> _Records from a dataset_
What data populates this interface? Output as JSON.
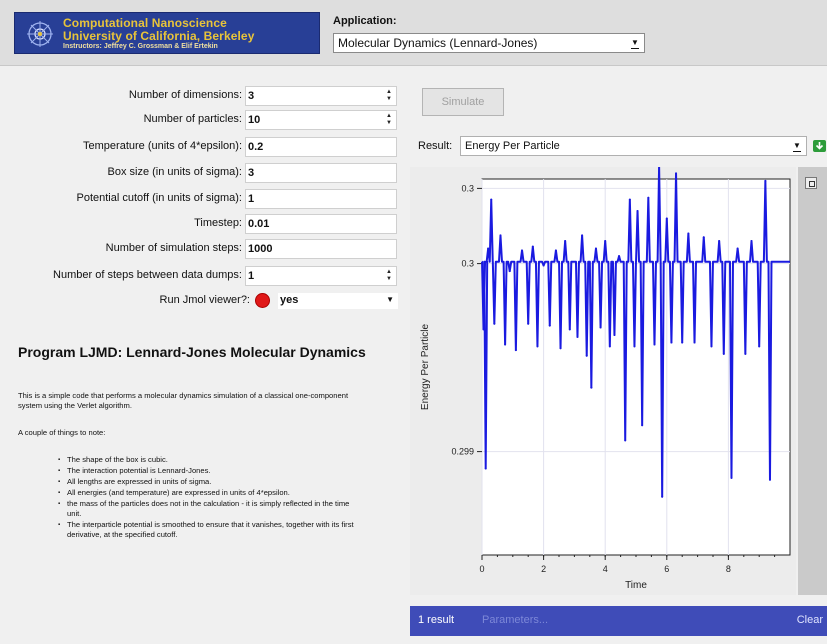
{
  "header": {
    "banner_line1": "Computational Nanoscience",
    "banner_line2": "University of California, Berkeley",
    "banner_line3": "Instructors: Jeffrey C. Grossman & Elif Ertekin",
    "application_label": "Application:",
    "application_value": "Molecular Dynamics (Lennard-Jones)",
    "banner_color": "#283f96",
    "banner_text_color": "#e8c43a"
  },
  "form": {
    "rows": [
      {
        "label": "Number of dimensions:",
        "value": "3",
        "control": "spinner"
      },
      {
        "label": "Number of particles:",
        "value": "10",
        "control": "spinner"
      },
      {
        "label": "Temperature (units of 4*epsilon):",
        "value": "0.2",
        "control": "text"
      },
      {
        "label": "Box size (in units of sigma):",
        "value": "3",
        "control": "text"
      },
      {
        "label": "Potential cutoff (in units of sigma):",
        "value": "1",
        "control": "text"
      },
      {
        "label": "Timestep:",
        "value": "0.01",
        "control": "text"
      },
      {
        "label": "Number of simulation steps:",
        "value": "1000",
        "control": "text"
      },
      {
        "label": "Number of steps between data dumps:",
        "value": "1",
        "control": "spinner"
      }
    ],
    "jmol_label": "Run Jmol viewer?:",
    "jmol_value": "yes",
    "jmol_indicator_color": "#e01818"
  },
  "description": {
    "title": "Program LJMD: Lennard-Jones Molecular Dynamics",
    "paragraph1": "This is a simple code that performs a molecular dynamics simulation of a classical one-component system using the Verlet algorithm.",
    "paragraph2": "A couple of things to note:",
    "notes": [
      "The shape of the box is cubic.",
      "The interaction potential is Lennard-Jones.",
      "All lengths are expressed in units of sigma.",
      "All energies (and temperature) are expressed in units of 4*epsilon.",
      "the mass of the particles does not in the calculation - it is simply reflected in the time unit.",
      "The interparticle potential is smoothed to ensure that it vanishes, together with its first derivative, at the specified cutoff."
    ]
  },
  "results": {
    "simulate_button": "Simulate",
    "result_label": "Result:",
    "result_value": "Energy Per Particle",
    "bottom_count": "1 result",
    "parameters_link": "Parameters...",
    "clear_link": "Clear",
    "bar_color": "#3f4cb8"
  },
  "chart_data": {
    "type": "line",
    "title": "",
    "xlabel": "Time",
    "ylabel": "Energy Per Particle",
    "xlim": [
      0,
      10
    ],
    "ylim": [
      0.29835,
      0.30035
    ],
    "x_ticks": [
      "0",
      "2",
      "4",
      "6",
      "8"
    ],
    "x_tick_values": [
      0,
      2,
      4,
      6,
      8
    ],
    "y_ticks": [
      "0.3",
      "0.3",
      "0.299"
    ],
    "y_tick_values": [
      0.3003,
      0.2999,
      0.2989
    ],
    "grid": true,
    "series": [
      {
        "color": "#1a1ae0",
        "baseline": 0.29991,
        "spikes": [
          {
            "x": 0.05,
            "y": 0.29955
          },
          {
            "x": 0.12,
            "y": 0.29881
          },
          {
            "x": 0.2,
            "y": 0.29998
          },
          {
            "x": 0.3,
            "y": 0.30024
          },
          {
            "x": 0.4,
            "y": 0.29958
          },
          {
            "x": 0.6,
            "y": 0.30005
          },
          {
            "x": 0.75,
            "y": 0.29947
          },
          {
            "x": 0.9,
            "y": 0.29986
          },
          {
            "x": 1.1,
            "y": 0.29944
          },
          {
            "x": 1.3,
            "y": 0.29997
          },
          {
            "x": 1.5,
            "y": 0.29958
          },
          {
            "x": 1.65,
            "y": 0.29999
          },
          {
            "x": 1.8,
            "y": 0.29946
          },
          {
            "x": 2.0,
            "y": 0.29989
          },
          {
            "x": 2.2,
            "y": 0.29957
          },
          {
            "x": 2.4,
            "y": 0.29997
          },
          {
            "x": 2.55,
            "y": 0.29945
          },
          {
            "x": 2.7,
            "y": 0.30002
          },
          {
            "x": 2.85,
            "y": 0.29955
          },
          {
            "x": 3.1,
            "y": 0.29951
          },
          {
            "x": 3.25,
            "y": 0.30005
          },
          {
            "x": 3.4,
            "y": 0.29941
          },
          {
            "x": 3.55,
            "y": 0.29924
          },
          {
            "x": 3.7,
            "y": 0.29998
          },
          {
            "x": 3.85,
            "y": 0.29956
          },
          {
            "x": 4.0,
            "y": 0.30002
          },
          {
            "x": 4.15,
            "y": 0.29946
          },
          {
            "x": 4.3,
            "y": 0.29952
          },
          {
            "x": 4.45,
            "y": 0.29994
          },
          {
            "x": 4.65,
            "y": 0.29896
          },
          {
            "x": 4.8,
            "y": 0.30024
          },
          {
            "x": 4.95,
            "y": 0.29946
          },
          {
            "x": 5.05,
            "y": 0.30018
          },
          {
            "x": 5.2,
            "y": 0.29904
          },
          {
            "x": 5.4,
            "y": 0.30025
          },
          {
            "x": 5.6,
            "y": 0.29947
          },
          {
            "x": 5.75,
            "y": 0.30042
          },
          {
            "x": 5.85,
            "y": 0.29866
          },
          {
            "x": 6.0,
            "y": 0.30014
          },
          {
            "x": 6.15,
            "y": 0.29948
          },
          {
            "x": 6.3,
            "y": 0.30038
          },
          {
            "x": 6.5,
            "y": 0.29948
          },
          {
            "x": 6.7,
            "y": 0.30006
          },
          {
            "x": 6.9,
            "y": 0.29948
          },
          {
            "x": 7.2,
            "y": 0.30004
          },
          {
            "x": 7.45,
            "y": 0.29946
          },
          {
            "x": 7.7,
            "y": 0.30002
          },
          {
            "x": 7.85,
            "y": 0.29942
          },
          {
            "x": 8.1,
            "y": 0.29876
          },
          {
            "x": 8.3,
            "y": 0.29998
          },
          {
            "x": 8.55,
            "y": 0.29942
          },
          {
            "x": 8.75,
            "y": 0.30002
          },
          {
            "x": 9.0,
            "y": 0.29946
          },
          {
            "x": 9.2,
            "y": 0.30034
          },
          {
            "x": 9.35,
            "y": 0.29875
          }
        ]
      }
    ]
  }
}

> _What this task involves_
Exclude the pictures. Write out the remaining data exactly.

> _Written answer_
What data populates this interface? Output as JSON.
{
  "header": {
    "banner_line1": "Computational Nanoscience",
    "banner_line2": "University of California, Berkeley",
    "banner_line3": "Instructors: Jeffrey C. Grossman & Elif Ertekin",
    "application_label": "Application:",
    "application_value": "Molecular Dynamics (Lennard-Jones)",
    "banner_color": "#283f96",
    "banner_text_color": "#e8c43a"
  },
  "form": {
    "rows": [
      {
        "label": "Number of dimensions:",
        "value": "3",
        "control": "spinner"
      },
      {
        "label": "Number of particles:",
        "value": "10",
        "control": "spinner"
      },
      {
        "label": "Temperature (units of 4*epsilon):",
        "value": "0.2",
        "control": "text"
      },
      {
        "label": "Box size (in units of sigma):",
        "value": "3",
        "control": "text"
      },
      {
        "label": "Potential cutoff (in units of sigma):",
        "value": "1",
        "control": "text"
      },
      {
        "label": "Timestep:",
        "value": "0.01",
        "control": "text"
      },
      {
        "label": "Number of simulation steps:",
        "value": "1000",
        "control": "text"
      },
      {
        "label": "Number of steps between data dumps:",
        "value": "1",
        "control": "spinner"
      }
    ],
    "jmol_label": "Run Jmol viewer?:",
    "jmol_value": "yes",
    "jmol_indicator_color": "#e01818"
  },
  "description": {
    "title": "Program LJMD: Lennard-Jones Molecular Dynamics",
    "paragraph1": "This is a simple code that performs a molecular dynamics simulation of a classical one-component system using the Verlet algorithm.",
    "paragraph2": "A couple of things to note:",
    "notes": [
      "The shape of the box is cubic.",
      "The interaction potential is Lennard-Jones.",
      "All lengths are expressed in units of sigma.",
      "All energies (and temperature) are expressed in units of 4*epsilon.",
      "the mass of the particles does not in the calculation - it is simply reflected in the time unit.",
      "The interparticle potential is smoothed to ensure that it vanishes, together with its first derivative, at the specified cutoff."
    ]
  },
  "results": {
    "simulate_button": "Simulate",
    "result_label": "Result:",
    "result_value": "Energy Per Particle",
    "bottom_count": "1 result",
    "parameters_link": "Parameters...",
    "clear_link": "Clear",
    "bar_color": "#3f4cb8"
  },
  "chart_data": {
    "type": "line",
    "title": "",
    "xlabel": "Time",
    "ylabel": "Energy Per Particle",
    "xlim": [
      0,
      10
    ],
    "ylim": [
      0.29835,
      0.30035
    ],
    "x_ticks": [
      "0",
      "2",
      "4",
      "6",
      "8"
    ],
    "x_tick_values": [
      0,
      2,
      4,
      6,
      8
    ],
    "y_ticks": [
      "0.3",
      "0.3",
      "0.299"
    ],
    "y_tick_values": [
      0.3003,
      0.2999,
      0.2989
    ],
    "grid": true,
    "series": [
      {
        "color": "#1a1ae0",
        "baseline": 0.29991,
        "spikes": [
          {
            "x": 0.05,
            "y": 0.29955
          },
          {
            "x": 0.12,
            "y": 0.29881
          },
          {
            "x": 0.2,
            "y": 0.29998
          },
          {
            "x": 0.3,
            "y": 0.30024
          },
          {
            "x": 0.4,
            "y": 0.29958
          },
          {
            "x": 0.6,
            "y": 0.30005
          },
          {
            "x": 0.75,
            "y": 0.29947
          },
          {
            "x": 0.9,
            "y": 0.29986
          },
          {
            "x": 1.1,
            "y": 0.29944
          },
          {
            "x": 1.3,
            "y": 0.29997
          },
          {
            "x": 1.5,
            "y": 0.29958
          },
          {
            "x": 1.65,
            "y": 0.29999
          },
          {
            "x": 1.8,
            "y": 0.29946
          },
          {
            "x": 2.0,
            "y": 0.29989
          },
          {
            "x": 2.2,
            "y": 0.29957
          },
          {
            "x": 2.4,
            "y": 0.29997
          },
          {
            "x": 2.55,
            "y": 0.29945
          },
          {
            "x": 2.7,
            "y": 0.30002
          },
          {
            "x": 2.85,
            "y": 0.29955
          },
          {
            "x": 3.1,
            "y": 0.29951
          },
          {
            "x": 3.25,
            "y": 0.30005
          },
          {
            "x": 3.4,
            "y": 0.29941
          },
          {
            "x": 3.55,
            "y": 0.29924
          },
          {
            "x": 3.7,
            "y": 0.29998
          },
          {
            "x": 3.85,
            "y": 0.29956
          },
          {
            "x": 4.0,
            "y": 0.30002
          },
          {
            "x": 4.15,
            "y": 0.29946
          },
          {
            "x": 4.3,
            "y": 0.29952
          },
          {
            "x": 4.45,
            "y": 0.29994
          },
          {
            "x": 4.65,
            "y": 0.29896
          },
          {
            "x": 4.8,
            "y": 0.30024
          },
          {
            "x": 4.95,
            "y": 0.29946
          },
          {
            "x": 5.05,
            "y": 0.30018
          },
          {
            "x": 5.2,
            "y": 0.29904
          },
          {
            "x": 5.4,
            "y": 0.30025
          },
          {
            "x": 5.6,
            "y": 0.29947
          },
          {
            "x": 5.75,
            "y": 0.30042
          },
          {
            "x": 5.85,
            "y": 0.29866
          },
          {
            "x": 6.0,
            "y": 0.30014
          },
          {
            "x": 6.15,
            "y": 0.29948
          },
          {
            "x": 6.3,
            "y": 0.30038
          },
          {
            "x": 6.5,
            "y": 0.29948
          },
          {
            "x": 6.7,
            "y": 0.30006
          },
          {
            "x": 6.9,
            "y": 0.29948
          },
          {
            "x": 7.2,
            "y": 0.30004
          },
          {
            "x": 7.45,
            "y": 0.29946
          },
          {
            "x": 7.7,
            "y": 0.30002
          },
          {
            "x": 7.85,
            "y": 0.29942
          },
          {
            "x": 8.1,
            "y": 0.29876
          },
          {
            "x": 8.3,
            "y": 0.29998
          },
          {
            "x": 8.55,
            "y": 0.29942
          },
          {
            "x": 8.75,
            "y": 0.30002
          },
          {
            "x": 9.0,
            "y": 0.29946
          },
          {
            "x": 9.2,
            "y": 0.30034
          },
          {
            "x": 9.35,
            "y": 0.29875
          }
        ]
      }
    ]
  }
}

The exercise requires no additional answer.